What you will do =
Leave out any picture and return the remaining listing below exactly as given.
-- begin Exercise inputs --
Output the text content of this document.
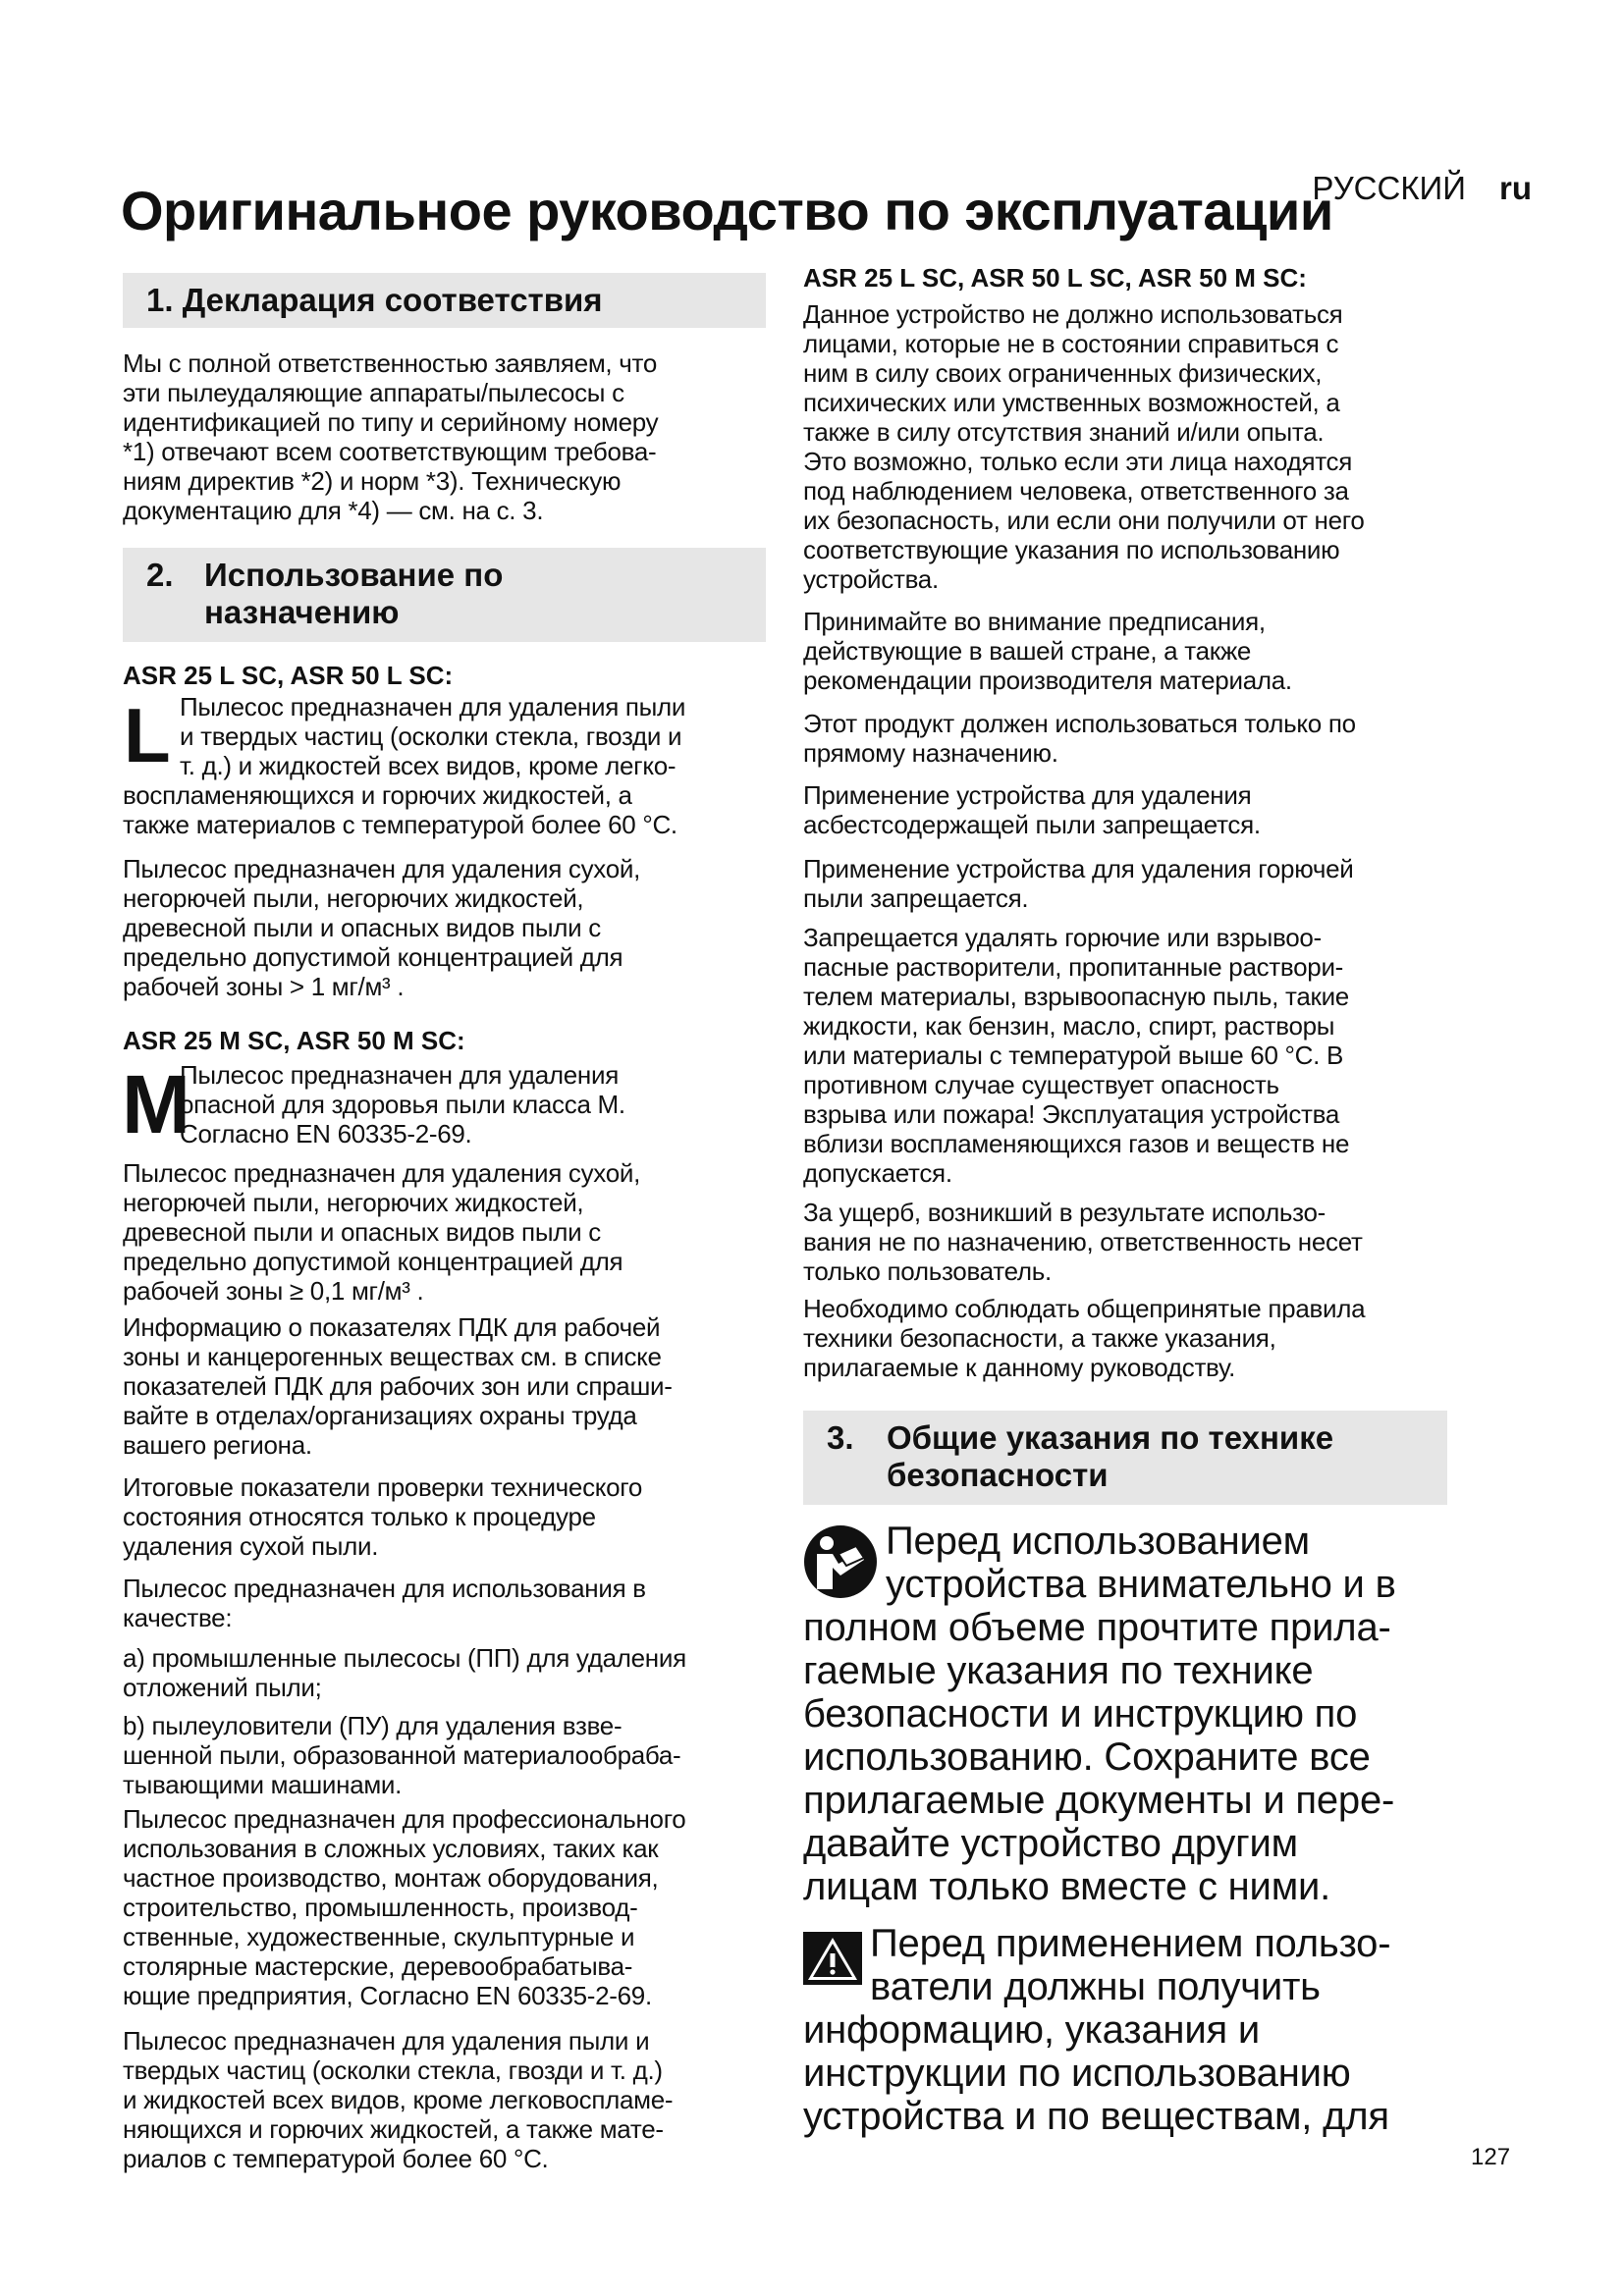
РУССКИЙ ru

Оригинальное руководство по эксплуатации

1. Декларация соответствия

Мы с полной ответственностью заявляем, что
эти пылеудаляющие аппараты/пылесосы с
идентификацией по типу и серийному номеру
*1) отвечают всем соответствующим требова-
ниям директив *2) и норм *3). Техническую
документацию для *4) — см. на с. 3.

2.

Использование по
назначению

ASR 25 L SC, ASR 50 L SC:
L Пылесос предназначен для удаления пыли
и твердых частиц (осколки стекла, гвозди и
т. д.) и жидкостей всех видов, кроме легко-
воспламеняющихся и горючих жидкостей, а
также материалов с температурой более 60 °C.
Пылесос предназначен для удаления сухой,
негорючей пыли, негорючих жидкостей,
древесной пыли и опасных видов пыли с
предельно допустимой концентрацией для
рабочей зоны > 1 мг/м³ .
ASR 25 M SC, ASR 50 M SC:
M
Пылесос предназначен для удаления
опасной для здоровья пыли класса M.
Согласно EN 60335-2-69.
Пылесос предназначен для удаления сухой,
негорючей пыли, негорючих жидкостей,
древесной пыли и опасных видов пыли с
предельно допустимой концентрацией для
рабочей зоны ≥ 0,1 мг/м³ .
Информацию о показателях ПДК для рабочей
зоны и канцерогенных веществах см. в списке
показателей ПДК для рабочих зон или спраши-
вайте в отделах/организациях охраны труда
вашего региона.
Итоговые показатели проверки технического
состояния относятся только к процедуре
удаления сухой пыли.
Пылесос предназначен для использования в
качестве:
a) промышленные пылесосы (ПП) для удаления
отложений пыли;
b) пылеуловители (ПУ) для удаления взве-
шенной пыли, образованной материалообраба-
тывающими машинами.
Пылесос предназначен для профессионального
использования в сложных условиях, таких как
частное производство, монтаж оборудования,
строительство, промышленность, производ-
ственные, художественные, скульптурные и
столярные мастерские, деревообрабатыва-
ющие предприятия, Согласно EN 60335-2-69.
Пылесос предназначен для удаления пыли и
твердых частиц (осколки стекла, гвозди и т. д.)
и жидкостей всех видов, кроме легковоспламе-
няющихся и горючих жидкостей, а также мате-
риалов с температурой более 60 °C.
ASR 25 L SC, ASR 50 L SC, ASR 50 M SC:
Данное устройство не должно использоваться
лицами, которые не в состоянии справиться с
ним в силу своих ограниченных физических,
психических или умственных возможностей, а
также в силу отсутствия знаний и/или опыта.
Это возможно, только если эти лица находятся
под наблюдением человека, ответственного за
их безопасность, или если они получили от него
соответствующие указания по использованию
устройства.
Принимайте во внимание предписания,
действующие в вашей стране, а также
рекомендации производителя материала.
Этот продукт должен использоваться только по
прямому назначению.
Применение устройства для удаления
асбестсодержащей пыли запрещается.
Применение устройства для удаления горючей
пыли запрещается.
Запрещается удалять горючие или взрывоо-
пасные растворители, пропитанные раствори-
телем материалы, взрывоопасную пыль, такие
жидкости, как бензин, масло, спирт, растворы
или материалы с температурой выше 60 °C. В
противном случае существует опасность
взрыва или пожара! Эксплуатация устройства
вблизи воспламеняющихся газов и веществ не
допускается.
За ущерб, возникший в результате использо-
вания не по назначению, ответственность несет
только пользователь.
Необходимо соблюдать общепринятые правила
техники безопасности, а также указания,
прилагаемые к данному руководству.

3.

Общие указания по технике
безопасности

Перед использованием
устройства внимательно и в
полном объеме прочтите прила-
гаемые указания по технике
безопасности и инструкцию по
использованию. Сохраните все
прилагаемые документы и пере-
давайте устройство другим
лицам только вместе с ними.
Перед применением пользо-
ватели должны получить
информацию, указания и
инструкции по использованию
устройства и по веществам, для
127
-- end Exercise inputs --
The reply =
Output the text content of this document.
РУССКИЙ ru

Оригинальное руководство по эксплуатации

1. Декларация соответствия

Мы с полной ответственностью заявляем, что
эти пылеудаляющие аппараты/пылесосы с
идентификацией по типу и серийному номеру
*1) отвечают всем соответствующим требова-
ниям директив *2) и норм *3). Техническую
документацию для *4) — см. на с. 3.

2.

Использование по
назначению

ASR 25 L SC, ASR 50 L SC:
L Пылесос предназначен для удаления пыли
и твердых частиц (осколки стекла, гвозди и
т. д.) и жидкостей всех видов, кроме легко-
воспламеняющихся и горючих жидкостей, а
также материалов с температурой более 60 °C.
Пылесос предназначен для удаления сухой,
негорючей пыли, негорючих жидкостей,
древесной пыли и опасных видов пыли с
предельно допустимой концентрацией для
рабочей зоны > 1 мг/м³ .
ASR 25 M SC, ASR 50 M SC:
M
Пылесос предназначен для удаления
опасной для здоровья пыли класса M.
Согласно EN 60335-2-69.
Пылесос предназначен для удаления сухой,
негорючей пыли, негорючих жидкостей,
древесной пыли и опасных видов пыли с
предельно допустимой концентрацией для
рабочей зоны ≥ 0,1 мг/м³ .
Информацию о показателях ПДК для рабочей
зоны и канцерогенных веществах см. в списке
показателей ПДК для рабочих зон или спраши-
вайте в отделах/организациях охраны труда
вашего региона.
Итоговые показатели проверки технического
состояния относятся только к процедуре
удаления сухой пыли.
Пылесос предназначен для использования в
качестве:
a) промышленные пылесосы (ПП) для удаления
отложений пыли;
b) пылеуловители (ПУ) для удаления взве-
шенной пыли, образованной материалообраба-
тывающими машинами.
Пылесос предназначен для профессионального
использования в сложных условиях, таких как
частное производство, монтаж оборудования,
строительство, промышленность, производ-
ственные, художественные, скульптурные и
столярные мастерские, деревообрабатыва-
ющие предприятия, Согласно EN 60335-2-69.
Пылесос предназначен для удаления пыли и
твердых частиц (осколки стекла, гвозди и т. д.)
и жидкостей всех видов, кроме легковоспламе-
няющихся и горючих жидкостей, а также мате-
риалов с температурой более 60 °C.
ASR 25 L SC, ASR 50 L SC, ASR 50 M SC:
Данное устройство не должно использоваться
лицами, которые не в состоянии справиться с
ним в силу своих ограниченных физических,
психических или умственных возможностей, а
также в силу отсутствия знаний и/или опыта.
Это возможно, только если эти лица находятся
под наблюдением человека, ответственного за
их безопасность, или если они получили от него
соответствующие указания по использованию
устройства.
Принимайте во внимание предписания,
действующие в вашей стране, а также
рекомендации производителя материала.
Этот продукт должен использоваться только по
прямому назначению.
Применение устройства для удаления
асбестсодержащей пыли запрещается.
Применение устройства для удаления горючей
пыли запрещается.
Запрещается удалять горючие или взрывоо-
пасные растворители, пропитанные раствори-
телем материалы, взрывоопасную пыль, такие
жидкости, как бензин, масло, спирт, растворы
или материалы с температурой выше 60 °C. В
противном случае существует опасность
взрыва или пожара! Эксплуатация устройства
вблизи воспламеняющихся газов и веществ не
допускается.
За ущерб, возникший в результате использо-
вания не по назначению, ответственность несет
только пользователь.
Необходимо соблюдать общепринятые правила
техники безопасности, а также указания,
прилагаемые к данному руководству.

3.

Общие указания по технике
безопасности

Перед использованием
устройства внимательно и в
полном объеме прочтите прила-
гаемые указания по технике
безопасности и инструкцию по
использованию. Сохраните все
прилагаемые документы и пере-
давайте устройство другим
лицам только вместе с ними.
Перед применением пользо-
ватели должны получить
информацию, указания и
инструкции по использованию
устройства и по веществам, для
127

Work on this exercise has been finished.